======== Supplied data ========
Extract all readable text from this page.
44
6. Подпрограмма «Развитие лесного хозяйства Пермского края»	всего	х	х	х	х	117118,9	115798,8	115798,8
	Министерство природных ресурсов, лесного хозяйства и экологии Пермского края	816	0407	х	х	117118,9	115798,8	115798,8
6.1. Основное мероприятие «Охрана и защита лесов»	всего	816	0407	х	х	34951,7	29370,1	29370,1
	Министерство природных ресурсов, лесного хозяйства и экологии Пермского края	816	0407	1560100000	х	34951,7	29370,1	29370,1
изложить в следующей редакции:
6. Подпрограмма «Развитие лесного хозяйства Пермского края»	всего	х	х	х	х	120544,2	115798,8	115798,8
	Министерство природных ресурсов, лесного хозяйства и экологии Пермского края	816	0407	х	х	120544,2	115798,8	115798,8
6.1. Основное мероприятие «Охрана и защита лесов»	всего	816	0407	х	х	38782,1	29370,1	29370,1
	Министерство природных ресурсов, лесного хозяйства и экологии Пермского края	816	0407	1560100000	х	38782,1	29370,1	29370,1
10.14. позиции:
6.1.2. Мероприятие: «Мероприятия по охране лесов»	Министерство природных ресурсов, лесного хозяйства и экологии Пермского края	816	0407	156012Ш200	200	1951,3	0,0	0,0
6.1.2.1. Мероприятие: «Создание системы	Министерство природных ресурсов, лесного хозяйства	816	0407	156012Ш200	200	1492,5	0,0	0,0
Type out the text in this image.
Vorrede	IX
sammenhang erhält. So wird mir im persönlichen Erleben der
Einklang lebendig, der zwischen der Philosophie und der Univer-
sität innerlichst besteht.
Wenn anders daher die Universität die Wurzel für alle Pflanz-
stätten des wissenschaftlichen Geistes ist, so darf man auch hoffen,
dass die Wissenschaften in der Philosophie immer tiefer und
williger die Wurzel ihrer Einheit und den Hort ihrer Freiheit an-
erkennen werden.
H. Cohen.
========
Instruction — Look through the entries above and report each line where the string "лесов" occurs.

Task answer —
6.1. Основное мероприятие «Охрана и защита лесов»	всего	816	0407	х	х	34951,7	29370,1	29370,1
6.1. Основное мероприятие «Охрана и защита лесов»	всего	816	0407	х	х	38782,1	29370,1	29370,1
6.1.2. Мероприятие: «Мероприятия по охране лесов»	Министерство природных ресурсов, лесного хозяйства и экологии Пермского края	816	0407	156012Ш200	200	1951,3	0,0	0,0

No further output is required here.